Rewrite the Mass readings text from "Lessons from the primary" up to and including "Luke 19: 12-26.", putting "Latin Rite" wherever "Roman Rite" appears.

— start of PROVIDED PASSAGE —

Rubrics Are Our Friends.

The Twenty-Second Monday of Ordinary Time.

Lessons from the primary feria, according to the ordinary form of the Roman Rite:

• I Thessalonians 4: 13-18.
• Psalm 96: 1, 3-5, 11-13.
• Luke 4: 16-30.

The Third Class Feast of Saint Stephen, Confessor.*

First & second lessons from the common "Os justi…" of a Confessor not a Bishop, third from the proper, according to the extraordinary form of the Roman Rite:

• Ecclesiasticus 31: 8-11.
• Psalm 91: 13-14, 3.
• Luke 19: 12-26.

7:40 AM 9/2/2019 —

Today's Mass presents to an example of something found in only one of the four Gospels. Matthew and Mark mention very matter-of-factually that Jesus, upon returning to His home town—or, as Mark puts it, “his own country” (6: 1)—began to teach in the synagogue on the sabbath, and they both make mention of how everyone was impressed with His preaching. It's not surprising. I remember the first time I went home to preach in my native parish: everyone comes up afterward to tell you how wonderful it was. Of course they're going to say that; you're the home town boy. For some reason, Saint John ignores this event altogether; Saint Luke, on the other hand, is the only one of the Evangelists who actually tells us what the sermon was about. It's important that we put this synagogue visit into its proper context.
     The synagogue service was very orderly and regimented. It began with the Shema prayer from Deuteronomy 6: 4: שְׁמַע, יִשְׂרָאֵל: יְהוָה אֱלֹהֵינוּ, יְהוָה אֶחָד. (Sh'ma Yis'ra'eil Adonai Eloheinu Adonai echad): “Hear, O Israel! The Lord is God. The Lord is One.” Then would follow readings from the five Books of Moses, lessons from the early prophetic books of Joshua, Judges, 1 & 2 Samuel, 3 & 4 Kings, and sometimes from the later prophets, all done in Hebrew, and all done according to a lectionary for the season of the year, just as we do at Holy Mass. Then there was a sermon in the vernacular language, in the case of the synagogue in Nazareth, Aramaic; and it did not have to be a member of the rabbinical class who conducted the service: any learned man could be called upon to do this, and our Lord was certainly a very prominent and learned man. He returns to Nazareth after performing His first miracle in Cana, and had become famous with a trip to Jerusalem during which He made headlines by driving the money lenders out of the temple; so, in these early days, our Lord was very much in demand, and was frequently asked by presidents of synagogues to preach, which is why His Apostles often addressed Him as “Rabbi.” Now, He was coming home to visit His own home-town synagogue, and everyone who was anyone was going to be there.
     So, He finally arrives as arranged to do the service. As Saint Luke begins his account, the שְׁמַע, יִשְׂרָאֵל has already been prayed, the readings from the prophets are finished, and our Lord has to decide which of them he's going to preach about. He's handed the scroll of the Book of Isaiah. It's not clear whether he reads from it or simply recites it from memory, because he quotes for them the first two verses of chapter 61, but adds a few words from chapter 58: “The Spirit of the Lord is upon me; he has anointed me, and sent me out to preach the gospel to the poor, to restore the broken-hearted; to bid the prisoners go free, and the blind have sight; to set the oppressed at liberty, to proclaim a year when men may find acceptance with the Lord, a day of retribution” (Luke 4: 18-19 Knox). He hands the scroll back to the attendant, and says, “This scripture which I have read in your hearing is to-day fulfilled” (v. 21).

— end of PROVIDED PASSAGE —
— start of SOURCE EXCERPT —

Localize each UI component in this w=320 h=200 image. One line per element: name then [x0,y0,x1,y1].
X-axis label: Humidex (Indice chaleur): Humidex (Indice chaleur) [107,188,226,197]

— end of SOURCE EXCERPT —

THE REPLY:
Lessons from the primary feria, according to the ordinary form of the Latin Rite:

• I Thessalonians 4: 13-18.
• Psalm 96: 1, 3-5, 11-13.
• Luke 4: 16-30.

The Third Class Feast of Saint Stephen, Confessor.*

First & second lessons from the common "Os justi…" of a Confessor not a Bishop, third from the proper, according to the extraordinary form of the Latin Rite:

• Ecclesiasticus 31: 8-11.
• Psalm 91: 13-14, 3.
• Luke 19: 12-26.